Work to do: All of the material below is to be retyped exactly.

== Provided data ==

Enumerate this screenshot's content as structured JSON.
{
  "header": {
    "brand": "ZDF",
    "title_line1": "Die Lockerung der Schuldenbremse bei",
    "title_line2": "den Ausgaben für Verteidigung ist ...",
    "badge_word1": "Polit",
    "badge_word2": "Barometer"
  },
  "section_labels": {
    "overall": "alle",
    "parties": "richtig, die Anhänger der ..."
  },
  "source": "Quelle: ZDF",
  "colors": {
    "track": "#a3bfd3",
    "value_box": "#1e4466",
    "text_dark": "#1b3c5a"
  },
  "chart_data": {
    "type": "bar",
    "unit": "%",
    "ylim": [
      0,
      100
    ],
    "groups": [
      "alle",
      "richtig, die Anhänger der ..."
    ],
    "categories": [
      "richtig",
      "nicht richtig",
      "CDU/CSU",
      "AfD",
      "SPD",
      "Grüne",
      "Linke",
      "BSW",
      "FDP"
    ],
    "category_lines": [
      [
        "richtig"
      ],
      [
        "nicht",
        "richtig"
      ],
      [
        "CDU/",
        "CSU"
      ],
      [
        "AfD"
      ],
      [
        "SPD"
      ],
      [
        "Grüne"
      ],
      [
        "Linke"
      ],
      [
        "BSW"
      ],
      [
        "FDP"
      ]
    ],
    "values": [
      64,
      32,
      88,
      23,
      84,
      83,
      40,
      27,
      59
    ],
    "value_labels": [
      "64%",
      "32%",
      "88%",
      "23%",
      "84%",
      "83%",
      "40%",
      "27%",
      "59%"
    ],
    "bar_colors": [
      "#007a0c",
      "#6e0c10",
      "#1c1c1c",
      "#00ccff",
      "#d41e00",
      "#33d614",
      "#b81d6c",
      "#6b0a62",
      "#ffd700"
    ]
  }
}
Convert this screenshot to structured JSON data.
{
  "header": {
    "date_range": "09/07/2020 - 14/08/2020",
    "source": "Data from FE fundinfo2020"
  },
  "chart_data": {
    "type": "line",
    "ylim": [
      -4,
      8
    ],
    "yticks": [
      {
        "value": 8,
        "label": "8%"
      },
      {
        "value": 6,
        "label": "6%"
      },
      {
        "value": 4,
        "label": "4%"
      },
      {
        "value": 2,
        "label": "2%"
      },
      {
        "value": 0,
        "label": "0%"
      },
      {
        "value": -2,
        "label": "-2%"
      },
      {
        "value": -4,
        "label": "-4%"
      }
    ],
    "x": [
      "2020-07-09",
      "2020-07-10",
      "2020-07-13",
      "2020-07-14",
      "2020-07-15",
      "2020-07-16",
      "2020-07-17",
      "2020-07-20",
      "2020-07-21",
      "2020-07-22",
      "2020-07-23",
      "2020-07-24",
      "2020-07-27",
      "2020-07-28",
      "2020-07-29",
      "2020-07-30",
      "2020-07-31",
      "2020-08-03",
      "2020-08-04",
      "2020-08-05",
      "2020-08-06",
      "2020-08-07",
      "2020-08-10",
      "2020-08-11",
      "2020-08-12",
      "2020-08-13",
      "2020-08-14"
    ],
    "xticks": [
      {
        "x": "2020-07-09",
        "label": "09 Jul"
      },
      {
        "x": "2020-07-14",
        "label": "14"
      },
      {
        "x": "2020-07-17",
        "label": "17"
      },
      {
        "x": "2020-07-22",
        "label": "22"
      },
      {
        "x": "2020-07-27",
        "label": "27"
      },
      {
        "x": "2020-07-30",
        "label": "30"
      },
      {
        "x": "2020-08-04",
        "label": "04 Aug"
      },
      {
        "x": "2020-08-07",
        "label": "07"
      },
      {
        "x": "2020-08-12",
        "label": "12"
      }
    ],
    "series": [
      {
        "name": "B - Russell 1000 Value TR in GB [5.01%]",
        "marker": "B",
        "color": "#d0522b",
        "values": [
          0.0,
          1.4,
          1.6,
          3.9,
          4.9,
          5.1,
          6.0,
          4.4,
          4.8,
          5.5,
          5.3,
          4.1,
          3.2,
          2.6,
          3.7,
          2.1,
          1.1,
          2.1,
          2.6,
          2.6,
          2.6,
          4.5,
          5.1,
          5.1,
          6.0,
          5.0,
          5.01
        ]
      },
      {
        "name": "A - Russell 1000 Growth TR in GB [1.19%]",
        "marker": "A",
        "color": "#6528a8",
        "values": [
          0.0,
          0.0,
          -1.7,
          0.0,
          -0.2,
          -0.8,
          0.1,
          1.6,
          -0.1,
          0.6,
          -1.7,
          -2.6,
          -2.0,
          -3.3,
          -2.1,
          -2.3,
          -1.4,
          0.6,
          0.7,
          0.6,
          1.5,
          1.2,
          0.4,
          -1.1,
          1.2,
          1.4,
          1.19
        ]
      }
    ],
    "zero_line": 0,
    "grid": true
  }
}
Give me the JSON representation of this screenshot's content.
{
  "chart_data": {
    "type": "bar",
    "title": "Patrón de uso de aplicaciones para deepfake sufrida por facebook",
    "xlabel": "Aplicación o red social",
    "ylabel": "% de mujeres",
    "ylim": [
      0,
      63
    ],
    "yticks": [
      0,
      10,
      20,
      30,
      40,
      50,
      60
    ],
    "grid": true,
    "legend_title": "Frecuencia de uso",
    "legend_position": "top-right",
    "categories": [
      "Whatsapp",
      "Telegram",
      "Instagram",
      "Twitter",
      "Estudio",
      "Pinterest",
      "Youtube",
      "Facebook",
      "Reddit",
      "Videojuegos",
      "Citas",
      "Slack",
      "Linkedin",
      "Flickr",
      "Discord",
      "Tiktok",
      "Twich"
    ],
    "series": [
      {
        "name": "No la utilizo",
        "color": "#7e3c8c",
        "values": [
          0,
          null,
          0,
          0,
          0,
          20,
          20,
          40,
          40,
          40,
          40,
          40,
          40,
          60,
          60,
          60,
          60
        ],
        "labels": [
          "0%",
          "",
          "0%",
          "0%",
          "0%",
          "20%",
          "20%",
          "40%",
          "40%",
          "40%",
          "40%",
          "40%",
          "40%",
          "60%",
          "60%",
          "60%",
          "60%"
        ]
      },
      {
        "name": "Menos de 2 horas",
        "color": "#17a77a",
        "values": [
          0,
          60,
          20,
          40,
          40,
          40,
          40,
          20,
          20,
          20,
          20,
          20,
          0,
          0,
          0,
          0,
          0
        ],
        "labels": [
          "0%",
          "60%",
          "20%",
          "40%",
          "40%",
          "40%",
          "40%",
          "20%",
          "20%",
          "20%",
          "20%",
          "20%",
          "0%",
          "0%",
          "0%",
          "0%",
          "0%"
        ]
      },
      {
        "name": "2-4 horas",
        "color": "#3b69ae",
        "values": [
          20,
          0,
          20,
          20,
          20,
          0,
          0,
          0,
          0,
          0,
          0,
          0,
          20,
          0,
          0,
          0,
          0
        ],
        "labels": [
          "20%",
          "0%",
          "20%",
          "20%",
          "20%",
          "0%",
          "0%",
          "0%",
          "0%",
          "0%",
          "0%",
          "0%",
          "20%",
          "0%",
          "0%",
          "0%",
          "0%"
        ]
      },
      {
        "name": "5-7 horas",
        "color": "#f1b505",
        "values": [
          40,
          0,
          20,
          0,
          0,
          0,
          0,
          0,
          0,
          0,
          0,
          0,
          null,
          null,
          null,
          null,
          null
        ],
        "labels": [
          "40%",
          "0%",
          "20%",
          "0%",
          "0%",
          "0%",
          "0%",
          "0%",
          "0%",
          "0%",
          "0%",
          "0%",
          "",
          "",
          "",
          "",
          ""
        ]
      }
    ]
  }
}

===

Reply:
Enumerate this screenshot's content as structured JSON.
{
  "header": {
    "brand": "ZDF",
    "title_line1": "Die Lockerung der Schuldenbremse bei",
    "title_line2": "den Ausgaben für Verteidigung ist ...",
    "badge_word1": "Polit",
    "badge_word2": "Barometer"
  },
  "section_labels": {
    "overall": "alle",
    "parties": "richtig, die Anhänger der ..."
  },
  "source": "Quelle: ZDF",
  "colors": {
    "track": "#a3bfd3",
    "value_box": "#1e4466",
    "text_dark": "#1b3c5a"
  },
  "chart_data": {
    "type": "bar",
    "unit": "%",
    "ylim": [
      0,
      100
    ],
    "groups": [
      "alle",
      "richtig, die Anhänger der ..."
    ],
    "categories": [
      "richtig",
      "nicht richtig",
      "CDU/CSU",
      "AfD",
      "SPD",
      "Grüne",
      "Linke",
      "BSW",
      "FDP"
    ],
    "category_lines": [
      [
        "richtig"
      ],
      [
        "nicht",
        "richtig"
      ],
      [
        "CDU/",
        "CSU"
      ],
      [
        "AfD"
      ],
      [
        "SPD"
      ],
      [
        "Grüne"
      ],
      [
        "Linke"
      ],
      [
        "BSW"
      ],
      [
        "FDP"
      ]
    ],
    "values": [
      64,
      32,
      88,
      23,
      84,
      83,
      40,
      27,
      59
    ],
    "value_labels": [
      "64%",
      "32%",
      "88%",
      "23%",
      "84%",
      "83%",
      "40%",
      "27%",
      "59%"
    ],
    "bar_colors": [
      "#007a0c",
      "#6e0c10",
      "#1c1c1c",
      "#00ccff",
      "#d41e00",
      "#33d614",
      "#b81d6c",
      "#6b0a62",
      "#ffd700"
    ]
  }
}
Convert this screenshot to structured JSON data.
{
  "header": {
    "date_range": "09/07/2020 - 14/08/2020",
    "source": "Data from FE fundinfo2020"
  },
  "chart_data": {
    "type": "line",
    "ylim": [
      -4,
      8
    ],
    "yticks": [
      {
        "value": 8,
        "label": "8%"
      },
      {
        "value": 6,
        "label": "6%"
      },
      {
        "value": 4,
        "label": "4%"
      },
      {
        "value": 2,
        "label": "2%"
      },
      {
        "value": 0,
        "label": "0%"
      },
      {
        "value": -2,
        "label": "-2%"
      },
      {
        "value": -4,
        "label": "-4%"
      }
    ],
    "x": [
      "2020-07-09",
      "2020-07-10",
      "2020-07-13",
      "2020-07-14",
      "2020-07-15",
      "2020-07-16",
      "2020-07-17",
      "2020-07-20",
      "2020-07-21",
      "2020-07-22",
      "2020-07-23",
      "2020-07-24",
      "2020-07-27",
      "2020-07-28",
      "2020-07-29",
      "2020-07-30",
      "2020-07-31",
      "2020-08-03",
      "2020-08-04",
      "2020-08-05",
      "2020-08-06",
      "2020-08-07",
      "2020-08-10",
      "2020-08-11",
      "2020-08-12",
      "2020-08-13",
      "2020-08-14"
    ],
    "xticks": [
      {
        "x": "2020-07-09",
        "label": "09 Jul"
      },
      {
        "x": "2020-07-14",
        "label": "14"
      },
      {
        "x": "2020-07-17",
        "label": "17"
      },
      {
        "x": "2020-07-22",
        "label": "22"
      },
      {
        "x": "2020-07-27",
        "label": "27"
      },
      {
        "x": "2020-07-30",
        "label": "30"
      },
      {
        "x": "2020-08-04",
        "label": "04 Aug"
      },
      {
        "x": "2020-08-07",
        "label": "07"
      },
      {
        "x": "2020-08-12",
        "label": "12"
      }
    ],
    "series": [
      {
        "name": "B - Russell 1000 Value TR in GB [5.01%]",
        "marker": "B",
        "color": "#d0522b",
        "values": [
          0.0,
          1.4,
          1.6,
          3.9,
          4.9,
          5.1,
          6.0,
          4.4,
          4.8,
          5.5,
          5.3,
          4.1,
          3.2,
          2.6,
          3.7,
          2.1,
          1.1,
          2.1,
          2.6,
          2.6,
          2.6,
          4.5,
          5.1,
          5.1,
          6.0,
          5.0,
          5.01
        ]
      },
      {
        "name": "A - Russell 1000 Growth TR in GB [1.19%]",
        "marker": "A",
        "color": "#6528a8",
        "values": [
          0.0,
          0.0,
          -1.7,
          0.0,
          -0.2,
          -0.8,
          0.1,
          1.6,
          -0.1,
          0.6,
          -1.7,
          -2.6,
          -2.0,
          -3.3,
          -2.1,
          -2.3,
          -1.4,
          0.6,
          0.7,
          0.6,
          1.5,
          1.2,
          0.4,
          -1.1,
          1.2,
          1.4,
          1.19
        ]
      }
    ],
    "zero_line": 0,
    "grid": true
  }
}
Give me the JSON representation of this screenshot's content.
{
  "chart_data": {
    "type": "bar",
    "title": "Patrón de uso de aplicaciones para deepfake sufrida por facebook",
    "xlabel": "Aplicación o red social",
    "ylabel": "% de mujeres",
    "ylim": [
      0,
      63
    ],
    "yticks": [
      0,
      10,
      20,
      30,
      40,
      50,
      60
    ],
    "grid": true,
    "legend_title": "Frecuencia de uso",
    "legend_position": "top-right",
    "categories": [
      "Whatsapp",
      "Telegram",
      "Instagram",
      "Twitter",
      "Estudio",
      "Pinterest",
      "Youtube",
      "Facebook",
      "Reddit",
      "Videojuegos",
      "Citas",
      "Slack",
      "Linkedin",
      "Flickr",
      "Discord",
      "Tiktok",
      "Twich"
    ],
    "series": [
      {
        "name": "No la utilizo",
        "color": "#7e3c8c",
        "values": [
          0,
          null,
          0,
          0,
          0,
          20,
          20,
          40,
          40,
          40,
          40,
          40,
          40,
          60,
          60,
          60,
          60
        ],
        "labels": [
          "0%",
          "",
          "0%",
          "0%",
          "0%",
          "20%",
          "20%",
          "40%",
          "40%",
          "40%",
          "40%",
          "40%",
          "40%",
          "60%",
          "60%",
          "60%",
          "60%"
        ]
      },
      {
        "name": "Menos de 2 horas",
        "color": "#17a77a",
        "values": [
          0,
          60,
          20,
          40,
          40,
          40,
          40,
          20,
          20,
          20,
          20,
          20,
          0,
          0,
          0,
          0,
          0
        ],
        "labels": [
          "0%",
          "60%",
          "20%",
          "40%",
          "40%",
          "40%",
          "40%",
          "20%",
          "20%",
          "20%",
          "20%",
          "20%",
          "0%",
          "0%",
          "0%",
          "0%",
          "0%"
        ]
      },
      {
        "name": "2-4 horas",
        "color": "#3b69ae",
        "values": [
          20,
          0,
          20,
          20,
          20,
          0,
          0,
          0,
          0,
          0,
          0,
          0,
          20,
          0,
          0,
          0,
          0
        ],
        "labels": [
          "20%",
          "0%",
          "20%",
          "20%",
          "20%",
          "0%",
          "0%",
          "0%",
          "0%",
          "0%",
          "0%",
          "0%",
          "20%",
          "0%",
          "0%",
          "0%",
          "0%"
        ]
      },
      {
        "name": "5-7 horas",
        "color": "#f1b505",
        "values": [
          40,
          0,
          20,
          0,
          0,
          0,
          0,
          0,
          0,
          0,
          0,
          0,
          null,
          null,
          null,
          null,
          null
        ],
        "labels": [
          "40%",
          "0%",
          "20%",
          "0%",
          "0%",
          "0%",
          "0%",
          "0%",
          "0%",
          "0%",
          "0%",
          "0%",
          "",
          "",
          "",
          "",
          ""
        ]
      }
    ]
  }
}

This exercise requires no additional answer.